Requirements:
Quote all of the data that follows exactly as written, skipping the images.
____ Task material
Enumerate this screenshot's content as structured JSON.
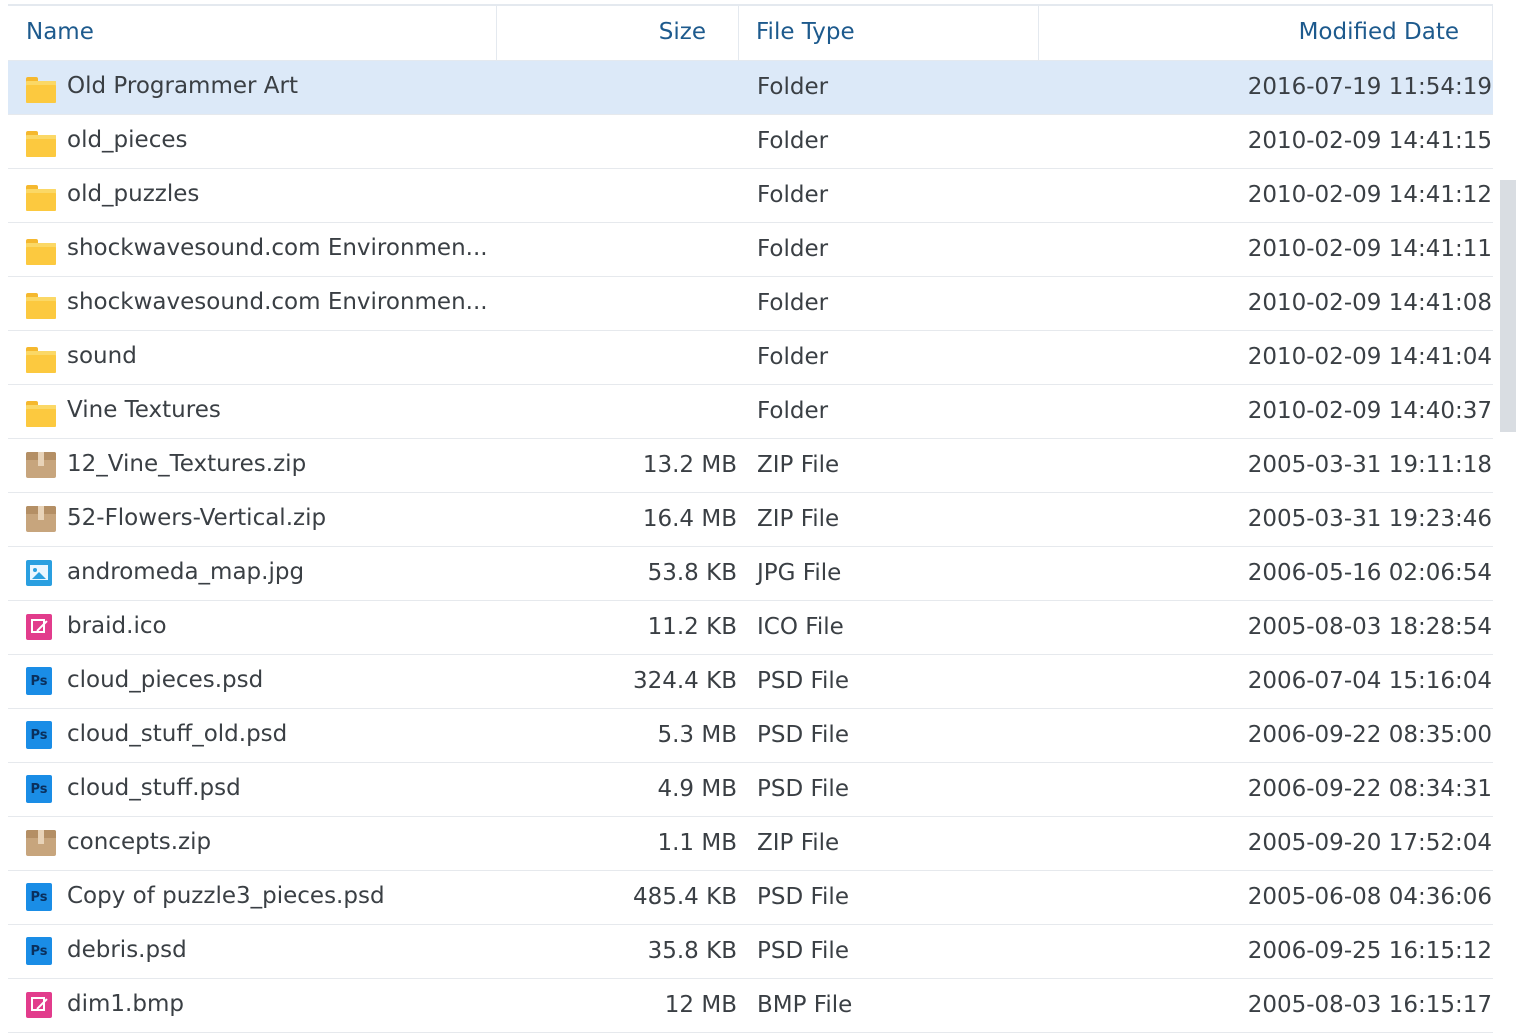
{
  "columns": {
    "name": "Name",
    "size": "Size",
    "type": "File Type",
    "date": "Modified Date"
  },
  "rows": [
    {
      "icon": "folder-icon",
      "kind": "folder",
      "name": "Old Programmer Art",
      "size": "",
      "type": "Folder",
      "date": "2016-07-19 11:54:19"
    },
    {
      "icon": "folder-icon",
      "kind": "folder",
      "name": "old_pieces",
      "size": "",
      "type": "Folder",
      "date": "2010-02-09 14:41:15"
    },
    {
      "icon": "folder-icon",
      "kind": "folder",
      "name": "old_puzzles",
      "size": "",
      "type": "Folder",
      "date": "2010-02-09 14:41:12"
    },
    {
      "icon": "folder-icon",
      "kind": "folder",
      "name": "shockwavesound.com Environmen...",
      "size": "",
      "type": "Folder",
      "date": "2010-02-09 14:41:11"
    },
    {
      "icon": "folder-icon",
      "kind": "folder",
      "name": "shockwavesound.com Environmen...",
      "size": "",
      "type": "Folder",
      "date": "2010-02-09 14:41:08"
    },
    {
      "icon": "folder-icon",
      "kind": "folder",
      "name": "sound",
      "size": "",
      "type": "Folder",
      "date": "2010-02-09 14:41:04"
    },
    {
      "icon": "folder-icon",
      "kind": "folder",
      "name": "Vine Textures",
      "size": "",
      "type": "Folder",
      "date": "2010-02-09 14:40:37"
    },
    {
      "icon": "zip-icon",
      "kind": "zip",
      "name": "12_Vine_Textures.zip",
      "size": "13.2 MB",
      "type": "ZIP File",
      "date": "2005-03-31 19:11:18"
    },
    {
      "icon": "zip-icon",
      "kind": "zip",
      "name": "52-Flowers-Vertical.zip",
      "size": "16.4 MB",
      "type": "ZIP File",
      "date": "2005-03-31 19:23:46"
    },
    {
      "icon": "image-icon",
      "kind": "img",
      "name": "andromeda_map.jpg",
      "size": "53.8 KB",
      "type": "JPG File",
      "date": "2006-05-16 02:06:54"
    },
    {
      "icon": "edit-image-icon",
      "kind": "ico",
      "name": "braid.ico",
      "size": "11.2 KB",
      "type": "ICO File",
      "date": "2005-08-03 18:28:54"
    },
    {
      "icon": "photoshop-icon",
      "kind": "ps",
      "name": "cloud_pieces.psd",
      "size": "324.4 KB",
      "type": "PSD File",
      "date": "2006-07-04 15:16:04"
    },
    {
      "icon": "photoshop-icon",
      "kind": "ps",
      "name": "cloud_stuff_old.psd",
      "size": "5.3 MB",
      "type": "PSD File",
      "date": "2006-09-22 08:35:00"
    },
    {
      "icon": "photoshop-icon",
      "kind": "ps",
      "name": "cloud_stuff.psd",
      "size": "4.9 MB",
      "type": "PSD File",
      "date": "2006-09-22 08:34:31"
    },
    {
      "icon": "zip-icon",
      "kind": "zip",
      "name": "concepts.zip",
      "size": "1.1 MB",
      "type": "ZIP File",
      "date": "2005-09-20 17:52:04"
    },
    {
      "icon": "photoshop-icon",
      "kind": "ps",
      "name": "Copy of puzzle3_pieces.psd",
      "size": "485.4 KB",
      "type": "PSD File",
      "date": "2005-06-08 04:36:06"
    },
    {
      "icon": "photoshop-icon",
      "kind": "ps",
      "name": "debris.psd",
      "size": "35.8 KB",
      "type": "PSD File",
      "date": "2006-09-25 16:15:12"
    },
    {
      "icon": "edit-image-icon",
      "kind": "ico",
      "name": "dim1.bmp",
      "size": "12 MB",
      "type": "BMP File",
      "date": "2005-08-03 16:15:17"
    }
  ],
  "ps_label": "Ps",
  "selected_index": 0
}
________
Answer:
Enumerate this screenshot's content as structured JSON.
{
  "columns": {
    "name": "Name",
    "size": "Size",
    "type": "File Type",
    "date": "Modified Date"
  },
  "rows": [
    {
      "icon": "folder-icon",
      "kind": "folder",
      "name": "Old Programmer Art",
      "size": "",
      "type": "Folder",
      "date": "2016-07-19 11:54:19"
    },
    {
      "icon": "folder-icon",
      "kind": "folder",
      "name": "old_pieces",
      "size": "",
      "type": "Folder",
      "date": "2010-02-09 14:41:15"
    },
    {
      "icon": "folder-icon",
      "kind": "folder",
      "name": "old_puzzles",
      "size": "",
      "type": "Folder",
      "date": "2010-02-09 14:41:12"
    },
    {
      "icon": "folder-icon",
      "kind": "folder",
      "name": "shockwavesound.com Environmen...",
      "size": "",
      "type": "Folder",
      "date": "2010-02-09 14:41:11"
    },
    {
      "icon": "folder-icon",
      "kind": "folder",
      "name": "shockwavesound.com Environmen...",
      "size": "",
      "type": "Folder",
      "date": "2010-02-09 14:41:08"
    },
    {
      "icon": "folder-icon",
      "kind": "folder",
      "name": "sound",
      "size": "",
      "type": "Folder",
      "date": "2010-02-09 14:41:04"
    },
    {
      "icon": "folder-icon",
      "kind": "folder",
      "name": "Vine Textures",
      "size": "",
      "type": "Folder",
      "date": "2010-02-09 14:40:37"
    },
    {
      "icon": "zip-icon",
      "kind": "zip",
      "name": "12_Vine_Textures.zip",
      "size": "13.2 MB",
      "type": "ZIP File",
      "date": "2005-03-31 19:11:18"
    },
    {
      "icon": "zip-icon",
      "kind": "zip",
      "name": "52-Flowers-Vertical.zip",
      "size": "16.4 MB",
      "type": "ZIP File",
      "date": "2005-03-31 19:23:46"
    },
    {
      "icon": "image-icon",
      "kind": "img",
      "name": "andromeda_map.jpg",
      "size": "53.8 KB",
      "type": "JPG File",
      "date": "2006-05-16 02:06:54"
    },
    {
      "icon": "edit-image-icon",
      "kind": "ico",
      "name": "braid.ico",
      "size": "11.2 KB",
      "type": "ICO File",
      "date": "2005-08-03 18:28:54"
    },
    {
      "icon": "photoshop-icon",
      "kind": "ps",
      "name": "cloud_pieces.psd",
      "size": "324.4 KB",
      "type": "PSD File",
      "date": "2006-07-04 15:16:04"
    },
    {
      "icon": "photoshop-icon",
      "kind": "ps",
      "name": "cloud_stuff_old.psd",
      "size": "5.3 MB",
      "type": "PSD File",
      "date": "2006-09-22 08:35:00"
    },
    {
      "icon": "photoshop-icon",
      "kind": "ps",
      "name": "cloud_stuff.psd",
      "size": "4.9 MB",
      "type": "PSD File",
      "date": "2006-09-22 08:34:31"
    },
    {
      "icon": "zip-icon",
      "kind": "zip",
      "name": "concepts.zip",
      "size": "1.1 MB",
      "type": "ZIP File",
      "date": "2005-09-20 17:52:04"
    },
    {
      "icon": "photoshop-icon",
      "kind": "ps",
      "name": "Copy of puzzle3_pieces.psd",
      "size": "485.4 KB",
      "type": "PSD File",
      "date": "2005-06-08 04:36:06"
    },
    {
      "icon": "photoshop-icon",
      "kind": "ps",
      "name": "debris.psd",
      "size": "35.8 KB",
      "type": "PSD File",
      "date": "2006-09-25 16:15:12"
    },
    {
      "icon": "edit-image-icon",
      "kind": "ico",
      "name": "dim1.bmp",
      "size": "12 MB",
      "type": "BMP File",
      "date": "2005-08-03 16:15:17"
    }
  ],
  "ps_label": "Ps",
  "selected_index": 0
}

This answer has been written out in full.